### Task statement
Reproduce the listing exactly, with no pictures in your copy.

### Input material
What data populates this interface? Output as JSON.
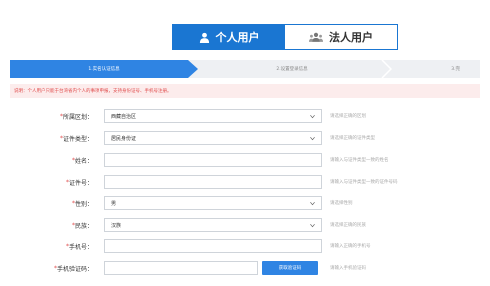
{
  "tabs": [
    {
      "label": "个人用户",
      "icon": "person-icon",
      "active": true
    },
    {
      "label": "法人用户",
      "icon": "people-group-icon",
      "active": false
    }
  ],
  "steps": [
    {
      "label": "1.实名认证信息"
    },
    {
      "label": "2.设置登录信息"
    },
    {
      "label": "3.完"
    }
  ],
  "notice": "说明：个人用户只能于台湾省内个人的事项申报，支持身份证号、手机号注册。",
  "form": {
    "region": {
      "label": "所属区划：",
      "value": "西藏自治区",
      "hint": "请选择正确的区划"
    },
    "id_type": {
      "label": "证件类型：",
      "value": "居民身份证",
      "hint": "请选择正确的证件类型"
    },
    "name": {
      "label": "姓名：",
      "value": "",
      "hint": "请输入与证件类型一致的姓名"
    },
    "id_number": {
      "label": "证件号：",
      "value": "",
      "hint": "请输入与证件类型一致的证件号码"
    },
    "gender": {
      "label": "性别：",
      "value": "男",
      "hint": "请选择性别"
    },
    "ethnicity": {
      "label": "民族：",
      "value": "汉族",
      "hint": "请选择正确的民族"
    },
    "phone": {
      "label": "手机号：",
      "value": "",
      "hint": "请输入正确的手机号"
    },
    "sms_code": {
      "label": "手机验证码：",
      "value": "",
      "button": "获取验证码",
      "hint": "请输入手机验证码"
    }
  },
  "colors": {
    "primary": "#1a76d2",
    "step_active": "#2f84e3",
    "error": "#e04c4c",
    "notice_bg": "#fcecec"
  }
}
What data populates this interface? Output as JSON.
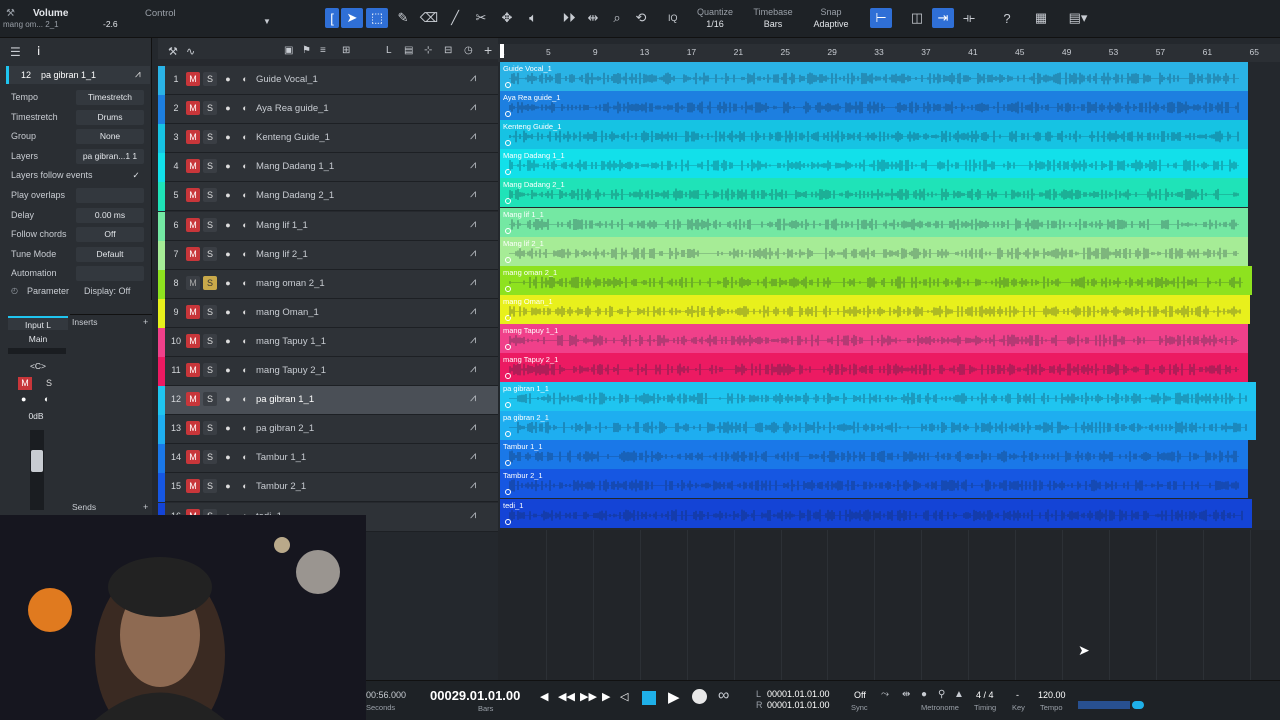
{
  "toolbar": {
    "volume_label": "Volume",
    "control_label": "Control",
    "track_short": "mang om... 2_1",
    "volume_value": "-2.6",
    "quantize_label": "Quantize",
    "quantize_value": "1/16",
    "timebase_label": "Timebase",
    "timebase_value": "Bars",
    "snap_label": "Snap",
    "snap_value": "Adaptive",
    "iq_label": "IQ"
  },
  "inspector": {
    "track_number": "12",
    "track_name": "pa gibran 1_1",
    "rows": [
      {
        "label": "Tempo",
        "value": "Timestretch"
      },
      {
        "label": "Timestretch",
        "value": "Drums"
      },
      {
        "label": "Group",
        "value": "None"
      },
      {
        "label": "Layers",
        "value": "pa gibran...1 1"
      },
      {
        "label": "Layers follow events",
        "value": "✓"
      },
      {
        "label": "Play overlaps",
        "value": ""
      },
      {
        "label": "Delay",
        "value": "0.00 ms"
      },
      {
        "label": "Follow chords",
        "value": "Off"
      },
      {
        "label": "Tune Mode",
        "value": "Default"
      },
      {
        "label": "Automation",
        "value": ""
      }
    ],
    "parameter_label": "Parameter",
    "display_label": "Display: Off"
  },
  "mixer": {
    "input": "Input L",
    "output": "Main",
    "pan": "<C>",
    "mute": "M",
    "solo": "S",
    "level": "0dB",
    "inserts": "Inserts",
    "sends": "Sends"
  },
  "tracks": [
    {
      "num": "1",
      "name": "Guide Vocal_1",
      "clip": "Guide Vocal_1",
      "color": "#2ab3e6",
      "solo": false,
      "mute": true
    },
    {
      "num": "2",
      "name": "Aya Rea guide_1",
      "clip": "Aya Rea guide_1",
      "color": "#1d7fe0",
      "solo": false,
      "mute": true
    },
    {
      "num": "3",
      "name": "Kenteng Guide_1",
      "clip": "Kenteng Guide_1",
      "color": "#16c3e3",
      "solo": false,
      "mute": true
    },
    {
      "num": "4",
      "name": "Mang Dadang 1_1",
      "clip": "Mang Dadang 1_1",
      "color": "#12e0ea",
      "solo": false,
      "mute": true
    },
    {
      "num": "5",
      "name": "Mang Dadang 2_1",
      "clip": "Mang Dadang 2_1",
      "color": "#1fe3b8",
      "solo": false,
      "mute": true
    },
    {
      "num": "6",
      "name": "Mang lif 1_1",
      "clip": "Mang lif 1_1",
      "color": "#74e8a3",
      "solo": false,
      "mute": true
    },
    {
      "num": "7",
      "name": "Mang lif 2_1",
      "clip": "Mang lif 2_1",
      "color": "#a6ec96",
      "solo": false,
      "mute": true
    },
    {
      "num": "8",
      "name": "mang oman 2_1",
      "clip": "mang oman 2_1",
      "color": "#8ee21f",
      "solo": true,
      "mute": false
    },
    {
      "num": "9",
      "name": "mang Oman_1",
      "clip": "mang Oman_1",
      "color": "#e8f01c",
      "solo": false,
      "mute": true
    },
    {
      "num": "10",
      "name": "mang Tapuy 1_1",
      "clip": "mang Tapuy 1_1",
      "color": "#f0408a",
      "solo": false,
      "mute": true
    },
    {
      "num": "11",
      "name": "mang Tapuy 2_1",
      "clip": "mang Tapuy 2_1",
      "color": "#ec1a62",
      "solo": false,
      "mute": true
    },
    {
      "num": "12",
      "name": "pa gibran 1_1",
      "clip": "pa gibran 1_1",
      "color": "#1fc5f0",
      "solo": false,
      "mute": true
    },
    {
      "num": "13",
      "name": "pa gibran 2_1",
      "clip": "pa gibran 2_1",
      "color": "#1eaef0",
      "solo": false,
      "mute": true
    },
    {
      "num": "14",
      "name": "Tambur 1_1",
      "clip": "Tambur 1_1",
      "color": "#1a78e8",
      "solo": false,
      "mute": true
    },
    {
      "num": "15",
      "name": "Tambur 2_1",
      "clip": "Tambur 2_1",
      "color": "#1657e2",
      "solo": false,
      "mute": true
    },
    {
      "num": "16",
      "name": "tedi_1",
      "clip": "tedi_1",
      "color": "#1444d6",
      "solo": false,
      "mute": true
    }
  ],
  "ruler": [
    "1",
    "5",
    "9",
    "13",
    "17",
    "21",
    "25",
    "29",
    "33",
    "37",
    "41",
    "45",
    "49",
    "53",
    "57",
    "61",
    "65"
  ],
  "transport": {
    "time_seconds": "00:56.000",
    "seconds_label": "Seconds",
    "position": "00029.01.01.00",
    "position_label": "Bars",
    "loop_start": "00001.01.01.00",
    "loop_end": "00001.01.01.00",
    "l_label": "L",
    "r_label": "R",
    "sync_value": "Off",
    "sync_label": "Sync",
    "metronome_label": "Metronome",
    "timing_value": "4 / 4",
    "timing_label": "Timing",
    "key_value": "-",
    "key_label": "Key",
    "tempo_value": "120.00",
    "tempo_label": "Tempo"
  }
}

### Answer below
What data populates this interface? Output as JSON.
{
  "tabs": [
    {
      "label": "个人用户",
      "icon": "person-icon",
      "active": true
    },
    {
      "label": "法人用户",
      "icon": "people-group-icon",
      "active": false
    }
  ],
  "steps": [
    {
      "label": "1.实名认证信息"
    },
    {
      "label": "2.设置登录信息"
    },
    {
      "label": "3.完"
    }
  ],
  "notice": "说明：个人用户只能于台湾省内个人的事项申报，支持身份证号、手机号注册。",
  "form": {
    "region": {
      "label": "所属区划：",
      "value": "西藏自治区",
      "hint": "请选择正确的区划"
    },
    "id_type": {
      "label": "证件类型：",
      "value": "居民身份证",
      "hint": "请选择正确的证件类型"
    },
    "name": {
      "label": "姓名：",
      "value": "",
      "hint": "请输入与证件类型一致的姓名"
    },
    "id_number": {
      "label": "证件号：",
      "value": "",
      "hint": "请输入与证件类型一致的证件号码"
    },
    "gender": {
      "label": "性别：",
      "value": "男",
      "hint": "请选择性别"
    },
    "ethnicity": {
      "label": "民族：",
      "value": "汉族",
      "hint": "请选择正确的民族"
    },
    "phone": {
      "label": "手机号：",
      "value": "",
      "hint": "请输入正确的手机号"
    },
    "sms_code": {
      "label": "手机验证码：",
      "value": "",
      "button": "获取验证码",
      "hint": "请输入手机验证码"
    }
  },
  "colors": {
    "primary": "#1a76d2",
    "step_active": "#2f84e3",
    "error": "#e04c4c",
    "notice_bg": "#fcecec"
  }
}
What data populates this interface? Output as JSON.
{
  "toolbar": {
    "volume_label": "Volume",
    "control_label": "Control",
    "track_short": "mang om... 2_1",
    "volume_value": "-2.6",
    "quantize_label": "Quantize",
    "quantize_value": "1/16",
    "timebase_label": "Timebase",
    "timebase_value": "Bars",
    "snap_label": "Snap",
    "snap_value": "Adaptive",
    "iq_label": "IQ"
  },
  "inspector": {
    "track_number": "12",
    "track_name": "pa gibran 1_1",
    "rows": [
      {
        "label": "Tempo",
        "value": "Timestretch"
      },
      {
        "label": "Timestretch",
        "value": "Drums"
      },
      {
        "label": "Group",
        "value": "None"
      },
      {
        "label": "Layers",
        "value": "pa gibran...1 1"
      },
      {
        "label": "Layers follow events",
        "value": "✓"
      },
      {
        "label": "Play overlaps",
        "value": ""
      },
      {
        "label": "Delay",
        "value": "0.00 ms"
      },
      {
        "label": "Follow chords",
        "value": "Off"
      },
      {
        "label": "Tune Mode",
        "value": "Default"
      },
      {
        "label": "Automation",
        "value": ""
      }
    ],
    "parameter_label": "Parameter",
    "display_label": "Display: Off"
  },
  "mixer": {
    "input": "Input L",
    "output": "Main",
    "pan": "<C>",
    "mute": "M",
    "solo": "S",
    "level": "0dB",
    "inserts": "Inserts",
    "sends": "Sends"
  },
  "tracks": [
    {
      "num": "1",
      "name": "Guide Vocal_1",
      "clip": "Guide Vocal_1",
      "color": "#2ab3e6",
      "solo": false,
      "mute": true
    },
    {
      "num": "2",
      "name": "Aya Rea guide_1",
      "clip": "Aya Rea guide_1",
      "color": "#1d7fe0",
      "solo": false,
      "mute": true
    },
    {
      "num": "3",
      "name": "Kenteng Guide_1",
      "clip": "Kenteng Guide_1",
      "color": "#16c3e3",
      "solo": false,
      "mute": true
    },
    {
      "num": "4",
      "name": "Mang Dadang 1_1",
      "clip": "Mang Dadang 1_1",
      "color": "#12e0ea",
      "solo": false,
      "mute": true
    },
    {
      "num": "5",
      "name": "Mang Dadang 2_1",
      "clip": "Mang Dadang 2_1",
      "color": "#1fe3b8",
      "solo": false,
      "mute": true
    },
    {
      "num": "6",
      "name": "Mang lif 1_1",
      "clip": "Mang lif 1_1",
      "color": "#74e8a3",
      "solo": false,
      "mute": true
    },
    {
      "num": "7",
      "name": "Mang lif 2_1",
      "clip": "Mang lif 2_1",
      "color": "#a6ec96",
      "solo": false,
      "mute": true
    },
    {
      "num": "8",
      "name": "mang oman 2_1",
      "clip": "mang oman 2_1",
      "color": "#8ee21f",
      "solo": true,
      "mute": false
    },
    {
      "num": "9",
      "name": "mang Oman_1",
      "clip": "mang Oman_1",
      "color": "#e8f01c",
      "solo": false,
      "mute": true
    },
    {
      "num": "10",
      "name": "mang Tapuy 1_1",
      "clip": "mang Tapuy 1_1",
      "color": "#f0408a",
      "solo": false,
      "mute": true
    },
    {
      "num": "11",
      "name": "mang Tapuy 2_1",
      "clip": "mang Tapuy 2_1",
      "color": "#ec1a62",
      "solo": false,
      "mute": true
    },
    {
      "num": "12",
      "name": "pa gibran 1_1",
      "clip": "pa gibran 1_1",
      "color": "#1fc5f0",
      "solo": false,
      "mute": true
    },
    {
      "num": "13",
      "name": "pa gibran 2_1",
      "clip": "pa gibran 2_1",
      "color": "#1eaef0",
      "solo": false,
      "mute": true
    },
    {
      "num": "14",
      "name": "Tambur 1_1",
      "clip": "Tambur 1_1",
      "color": "#1a78e8",
      "solo": false,
      "mute": true
    },
    {
      "num": "15",
      "name": "Tambur 2_1",
      "clip": "Tambur 2_1",
      "color": "#1657e2",
      "solo": false,
      "mute": true
    },
    {
      "num": "16",
      "name": "tedi_1",
      "clip": "tedi_1",
      "color": "#1444d6",
      "solo": false,
      "mute": true
    }
  ],
  "ruler": [
    "1",
    "5",
    "9",
    "13",
    "17",
    "21",
    "25",
    "29",
    "33",
    "37",
    "41",
    "45",
    "49",
    "53",
    "57",
    "61",
    "65"
  ],
  "transport": {
    "time_seconds": "00:56.000",
    "seconds_label": "Seconds",
    "position": "00029.01.01.00",
    "position_label": "Bars",
    "loop_start": "00001.01.01.00",
    "loop_end": "00001.01.01.00",
    "l_label": "L",
    "r_label": "R",
    "sync_value": "Off",
    "sync_label": "Sync",
    "metronome_label": "Metronome",
    "timing_value": "4 / 4",
    "timing_label": "Timing",
    "key_value": "-",
    "key_label": "Key",
    "tempo_value": "120.00",
    "tempo_label": "Tempo"
  }
}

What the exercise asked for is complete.